- The Anti-Monitor as depicted in Who's Who: The Definitive Directory of the DC Universe #1 (March 1985). Art by George Pérez.

Publication information
- Publisher: DC Comics
- First appearance: Cameo: Crisis on Infinite Earths #2 (May 1985) Full appearance: Crisis on Infinite Earths #6 (September 1985)
- Created by: Marv Wolfman George Pérez Jerry Ordway

In-story information
- Alter ego: Mobius
- Team affiliations: Weaponers and Thunderers of Qward Shadow Demons Sinestro Corps Black Lantern Corps
- Notable aliases: Monitor, Anti-God, The Destroyer
- Abilities: Superhuman strength, stamina and durability; Enhanced senses; Antimatter manipulation; Cosmic powers; Reality warping; Immortality; Invulnerability; Size manipulation; Dimensional travel; Genius-level intellect; Absorption of entire universes; Power distribution; Energy manipulation; Energy absorption; Energy construct creation;

= Anti-Monitor =

Fictional DC comics cosmic supervillain

Mobius, also known as the Anti-Monitor, is a supervillain appearing in American comic books published by DC Comics. He first appeared as the main antagonist of the 1985 DC Comics miniseries Crisis on Infinite Earths and later appears as an enemy to the Green Lantern Corps and the Justice League.

In 2009, Anti-Monitor was ranked as IGN's 49th-greatest comic book villain of all time.

LaMonica Garrett portrayed the character as the main antagonist in the Arrowverse crossover "Crisis on Infinite Earths", as well as the Monitor.
━━━━━━━━━━
Answer these about the Anti-Monitor entry:
1. Which issue gave the Anti-Monitor his full first appearance, and in what month and year?
2. Where did IGN rank the character in 2009?
3. Who played the character in the Arrowverse crossover "Crisis on Infinite Earths"?

- **Data section**:
━━━━━━━━━━
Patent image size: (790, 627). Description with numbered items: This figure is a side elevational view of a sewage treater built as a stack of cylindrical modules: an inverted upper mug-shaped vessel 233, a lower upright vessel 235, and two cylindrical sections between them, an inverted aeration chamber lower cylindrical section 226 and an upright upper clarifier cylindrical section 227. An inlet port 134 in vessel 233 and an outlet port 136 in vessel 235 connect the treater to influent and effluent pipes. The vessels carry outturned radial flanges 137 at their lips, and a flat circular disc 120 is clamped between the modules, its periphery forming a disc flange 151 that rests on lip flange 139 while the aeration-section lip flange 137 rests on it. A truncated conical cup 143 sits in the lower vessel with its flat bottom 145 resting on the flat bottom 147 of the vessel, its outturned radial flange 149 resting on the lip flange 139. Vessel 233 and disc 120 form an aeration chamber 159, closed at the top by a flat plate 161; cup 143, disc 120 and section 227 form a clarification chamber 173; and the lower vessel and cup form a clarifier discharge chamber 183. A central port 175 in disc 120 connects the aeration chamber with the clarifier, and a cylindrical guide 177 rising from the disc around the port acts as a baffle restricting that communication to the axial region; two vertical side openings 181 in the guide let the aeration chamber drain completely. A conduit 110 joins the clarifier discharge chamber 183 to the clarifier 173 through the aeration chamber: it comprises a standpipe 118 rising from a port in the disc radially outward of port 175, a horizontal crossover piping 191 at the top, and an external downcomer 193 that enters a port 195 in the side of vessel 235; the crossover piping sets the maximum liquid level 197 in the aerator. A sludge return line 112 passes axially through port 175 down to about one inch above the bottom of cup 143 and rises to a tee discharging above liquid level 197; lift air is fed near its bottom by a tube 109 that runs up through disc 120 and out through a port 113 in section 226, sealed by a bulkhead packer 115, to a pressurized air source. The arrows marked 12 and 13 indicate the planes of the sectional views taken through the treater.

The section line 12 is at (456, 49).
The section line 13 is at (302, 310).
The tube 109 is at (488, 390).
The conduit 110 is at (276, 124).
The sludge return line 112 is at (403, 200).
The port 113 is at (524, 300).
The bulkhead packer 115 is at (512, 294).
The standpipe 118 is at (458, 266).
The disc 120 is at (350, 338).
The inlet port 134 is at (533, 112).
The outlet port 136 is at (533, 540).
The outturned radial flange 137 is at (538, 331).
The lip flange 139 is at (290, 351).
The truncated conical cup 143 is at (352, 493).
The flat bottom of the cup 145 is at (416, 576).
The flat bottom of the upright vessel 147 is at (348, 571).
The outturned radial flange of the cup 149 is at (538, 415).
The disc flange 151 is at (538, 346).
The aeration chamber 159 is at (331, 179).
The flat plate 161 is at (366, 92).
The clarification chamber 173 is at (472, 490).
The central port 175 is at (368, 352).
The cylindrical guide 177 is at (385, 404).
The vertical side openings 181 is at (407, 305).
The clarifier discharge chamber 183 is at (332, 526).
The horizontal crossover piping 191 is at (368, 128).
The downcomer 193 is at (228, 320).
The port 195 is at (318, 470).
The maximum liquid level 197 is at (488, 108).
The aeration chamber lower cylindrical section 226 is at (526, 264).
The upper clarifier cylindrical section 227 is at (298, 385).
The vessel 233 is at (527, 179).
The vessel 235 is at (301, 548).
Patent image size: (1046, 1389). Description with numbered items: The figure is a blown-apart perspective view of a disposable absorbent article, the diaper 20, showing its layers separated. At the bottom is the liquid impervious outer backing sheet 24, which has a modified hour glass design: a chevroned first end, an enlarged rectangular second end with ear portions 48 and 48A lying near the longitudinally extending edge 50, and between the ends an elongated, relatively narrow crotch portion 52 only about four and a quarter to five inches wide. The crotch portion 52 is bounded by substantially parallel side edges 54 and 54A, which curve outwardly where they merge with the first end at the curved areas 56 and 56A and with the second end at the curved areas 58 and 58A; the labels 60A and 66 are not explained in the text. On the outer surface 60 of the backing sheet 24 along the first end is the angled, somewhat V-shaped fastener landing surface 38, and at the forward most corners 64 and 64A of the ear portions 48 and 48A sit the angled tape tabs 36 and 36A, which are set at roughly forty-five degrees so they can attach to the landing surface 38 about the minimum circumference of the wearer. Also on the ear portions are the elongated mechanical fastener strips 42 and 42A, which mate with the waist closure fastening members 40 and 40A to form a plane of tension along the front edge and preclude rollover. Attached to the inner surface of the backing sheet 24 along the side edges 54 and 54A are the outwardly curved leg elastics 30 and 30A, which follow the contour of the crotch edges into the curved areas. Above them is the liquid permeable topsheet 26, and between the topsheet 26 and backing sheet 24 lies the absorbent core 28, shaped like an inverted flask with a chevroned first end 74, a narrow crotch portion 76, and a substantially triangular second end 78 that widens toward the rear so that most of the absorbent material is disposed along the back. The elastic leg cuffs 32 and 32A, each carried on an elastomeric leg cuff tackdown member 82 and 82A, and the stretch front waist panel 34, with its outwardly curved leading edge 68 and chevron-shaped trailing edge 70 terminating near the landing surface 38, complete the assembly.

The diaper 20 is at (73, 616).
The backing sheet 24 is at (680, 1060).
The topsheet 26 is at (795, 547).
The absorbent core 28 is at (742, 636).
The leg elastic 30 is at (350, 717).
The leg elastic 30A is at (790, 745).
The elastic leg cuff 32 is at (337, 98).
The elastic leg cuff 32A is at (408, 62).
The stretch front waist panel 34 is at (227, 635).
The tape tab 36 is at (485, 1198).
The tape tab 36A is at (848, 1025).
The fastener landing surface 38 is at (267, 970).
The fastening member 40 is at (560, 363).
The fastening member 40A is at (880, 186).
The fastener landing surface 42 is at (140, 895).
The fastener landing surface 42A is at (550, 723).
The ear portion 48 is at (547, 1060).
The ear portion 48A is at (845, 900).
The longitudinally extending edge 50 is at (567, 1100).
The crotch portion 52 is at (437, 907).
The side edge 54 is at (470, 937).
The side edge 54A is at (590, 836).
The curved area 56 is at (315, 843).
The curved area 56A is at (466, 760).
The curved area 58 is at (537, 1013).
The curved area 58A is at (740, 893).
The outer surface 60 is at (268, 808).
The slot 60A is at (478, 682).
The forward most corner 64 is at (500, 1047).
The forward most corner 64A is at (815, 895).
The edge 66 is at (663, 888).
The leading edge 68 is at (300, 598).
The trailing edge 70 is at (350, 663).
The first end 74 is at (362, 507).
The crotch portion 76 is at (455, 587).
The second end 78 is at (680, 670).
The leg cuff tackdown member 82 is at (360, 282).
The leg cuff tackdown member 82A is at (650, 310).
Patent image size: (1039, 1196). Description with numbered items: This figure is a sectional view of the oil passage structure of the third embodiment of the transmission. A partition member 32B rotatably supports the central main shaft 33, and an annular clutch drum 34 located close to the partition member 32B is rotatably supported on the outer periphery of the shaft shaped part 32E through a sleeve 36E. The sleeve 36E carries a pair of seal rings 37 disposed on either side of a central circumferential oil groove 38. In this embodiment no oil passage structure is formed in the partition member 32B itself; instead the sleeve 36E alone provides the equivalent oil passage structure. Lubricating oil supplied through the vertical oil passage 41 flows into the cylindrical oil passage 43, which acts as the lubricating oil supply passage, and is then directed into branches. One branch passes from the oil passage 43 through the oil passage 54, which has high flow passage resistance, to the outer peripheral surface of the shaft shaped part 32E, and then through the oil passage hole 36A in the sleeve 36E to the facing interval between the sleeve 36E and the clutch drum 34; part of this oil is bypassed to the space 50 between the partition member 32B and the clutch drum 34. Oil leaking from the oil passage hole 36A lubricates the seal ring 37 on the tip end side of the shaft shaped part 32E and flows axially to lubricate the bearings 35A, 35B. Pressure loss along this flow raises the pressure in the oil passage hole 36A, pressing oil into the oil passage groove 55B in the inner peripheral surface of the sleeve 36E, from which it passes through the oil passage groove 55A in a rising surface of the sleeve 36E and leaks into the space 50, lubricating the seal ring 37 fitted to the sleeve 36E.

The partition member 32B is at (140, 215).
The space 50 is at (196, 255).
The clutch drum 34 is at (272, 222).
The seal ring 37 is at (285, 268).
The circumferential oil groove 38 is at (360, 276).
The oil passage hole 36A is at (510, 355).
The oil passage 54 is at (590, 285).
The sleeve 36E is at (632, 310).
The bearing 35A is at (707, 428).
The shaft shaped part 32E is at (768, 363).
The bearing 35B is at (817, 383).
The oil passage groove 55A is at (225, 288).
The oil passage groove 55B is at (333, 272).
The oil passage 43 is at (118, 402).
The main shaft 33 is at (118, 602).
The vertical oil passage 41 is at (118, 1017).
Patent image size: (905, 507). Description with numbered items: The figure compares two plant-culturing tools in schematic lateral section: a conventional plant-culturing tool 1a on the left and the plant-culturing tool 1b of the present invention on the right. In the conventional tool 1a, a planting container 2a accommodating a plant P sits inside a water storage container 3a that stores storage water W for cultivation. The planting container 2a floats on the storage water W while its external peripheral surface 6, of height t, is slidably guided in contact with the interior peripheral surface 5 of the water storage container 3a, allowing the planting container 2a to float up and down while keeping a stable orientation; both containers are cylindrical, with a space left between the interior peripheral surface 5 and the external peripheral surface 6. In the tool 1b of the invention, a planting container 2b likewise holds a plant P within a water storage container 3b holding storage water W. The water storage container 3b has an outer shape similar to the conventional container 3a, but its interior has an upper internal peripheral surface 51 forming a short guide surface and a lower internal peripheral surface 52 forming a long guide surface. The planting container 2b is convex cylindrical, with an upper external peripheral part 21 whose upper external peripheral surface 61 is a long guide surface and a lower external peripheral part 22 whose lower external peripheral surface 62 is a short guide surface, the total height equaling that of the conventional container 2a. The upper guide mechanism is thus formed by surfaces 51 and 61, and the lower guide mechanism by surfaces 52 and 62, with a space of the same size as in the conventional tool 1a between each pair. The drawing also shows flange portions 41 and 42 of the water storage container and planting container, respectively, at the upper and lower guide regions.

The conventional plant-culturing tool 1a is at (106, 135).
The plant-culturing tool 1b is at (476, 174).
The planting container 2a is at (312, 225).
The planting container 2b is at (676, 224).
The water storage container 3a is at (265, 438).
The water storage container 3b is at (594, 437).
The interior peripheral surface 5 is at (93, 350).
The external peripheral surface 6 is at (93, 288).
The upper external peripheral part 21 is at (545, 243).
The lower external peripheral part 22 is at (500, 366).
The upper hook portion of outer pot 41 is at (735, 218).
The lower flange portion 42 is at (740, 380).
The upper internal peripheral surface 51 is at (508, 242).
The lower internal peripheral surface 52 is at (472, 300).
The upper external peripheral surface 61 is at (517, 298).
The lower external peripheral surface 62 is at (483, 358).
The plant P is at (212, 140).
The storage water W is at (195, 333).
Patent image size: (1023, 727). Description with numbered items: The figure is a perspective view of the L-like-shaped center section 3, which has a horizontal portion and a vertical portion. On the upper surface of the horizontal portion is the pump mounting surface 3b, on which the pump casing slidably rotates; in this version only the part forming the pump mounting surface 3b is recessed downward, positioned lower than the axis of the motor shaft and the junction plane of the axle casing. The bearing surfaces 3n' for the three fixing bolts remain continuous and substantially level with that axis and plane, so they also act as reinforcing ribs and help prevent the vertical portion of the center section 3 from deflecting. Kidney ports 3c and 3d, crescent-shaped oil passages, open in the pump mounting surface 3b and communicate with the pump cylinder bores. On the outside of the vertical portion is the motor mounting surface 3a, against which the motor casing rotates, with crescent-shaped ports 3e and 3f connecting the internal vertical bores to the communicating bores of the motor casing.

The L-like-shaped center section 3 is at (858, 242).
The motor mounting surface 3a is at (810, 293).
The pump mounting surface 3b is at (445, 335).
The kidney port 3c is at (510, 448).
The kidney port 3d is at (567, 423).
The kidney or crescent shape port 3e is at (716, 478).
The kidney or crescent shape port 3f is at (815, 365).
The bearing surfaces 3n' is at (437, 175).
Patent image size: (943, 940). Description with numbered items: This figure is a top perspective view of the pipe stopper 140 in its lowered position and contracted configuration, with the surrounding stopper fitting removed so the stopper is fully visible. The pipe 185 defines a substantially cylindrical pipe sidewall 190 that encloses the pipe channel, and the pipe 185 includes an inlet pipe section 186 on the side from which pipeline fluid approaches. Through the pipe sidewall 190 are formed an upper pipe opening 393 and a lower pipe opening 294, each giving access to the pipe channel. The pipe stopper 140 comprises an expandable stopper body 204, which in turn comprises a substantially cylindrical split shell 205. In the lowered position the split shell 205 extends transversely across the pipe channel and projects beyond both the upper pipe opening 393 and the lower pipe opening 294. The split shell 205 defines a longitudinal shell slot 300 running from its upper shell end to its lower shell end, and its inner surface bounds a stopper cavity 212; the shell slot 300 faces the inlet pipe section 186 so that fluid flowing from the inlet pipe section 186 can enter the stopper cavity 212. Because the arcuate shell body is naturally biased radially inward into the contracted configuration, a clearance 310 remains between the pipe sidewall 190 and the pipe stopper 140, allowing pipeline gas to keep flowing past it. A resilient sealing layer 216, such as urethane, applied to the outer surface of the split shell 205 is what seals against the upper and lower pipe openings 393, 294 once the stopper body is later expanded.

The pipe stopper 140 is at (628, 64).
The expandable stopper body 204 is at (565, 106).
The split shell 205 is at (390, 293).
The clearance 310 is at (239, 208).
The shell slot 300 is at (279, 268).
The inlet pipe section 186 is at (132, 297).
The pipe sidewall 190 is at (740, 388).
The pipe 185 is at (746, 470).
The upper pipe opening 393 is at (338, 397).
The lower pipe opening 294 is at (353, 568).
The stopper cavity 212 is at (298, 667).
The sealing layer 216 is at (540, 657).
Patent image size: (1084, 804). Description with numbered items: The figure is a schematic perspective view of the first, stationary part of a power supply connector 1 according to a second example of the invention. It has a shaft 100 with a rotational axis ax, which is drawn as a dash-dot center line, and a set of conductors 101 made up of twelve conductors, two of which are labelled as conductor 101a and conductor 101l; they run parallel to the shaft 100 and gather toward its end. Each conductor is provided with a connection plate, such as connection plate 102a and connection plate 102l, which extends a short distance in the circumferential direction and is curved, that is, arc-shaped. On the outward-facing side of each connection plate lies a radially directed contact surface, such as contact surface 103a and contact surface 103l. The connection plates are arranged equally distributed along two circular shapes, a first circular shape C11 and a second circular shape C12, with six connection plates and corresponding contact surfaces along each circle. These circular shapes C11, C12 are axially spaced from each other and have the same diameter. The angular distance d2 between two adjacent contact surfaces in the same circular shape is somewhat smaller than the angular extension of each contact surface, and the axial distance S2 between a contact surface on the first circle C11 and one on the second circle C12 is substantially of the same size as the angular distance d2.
━━━━━━━━━━
- **Solution**:
1. Crisis on Infinite Earths #6, September 1985.
2. 49th-greatest comic book villain of all time.
3. LaMonica Garrett.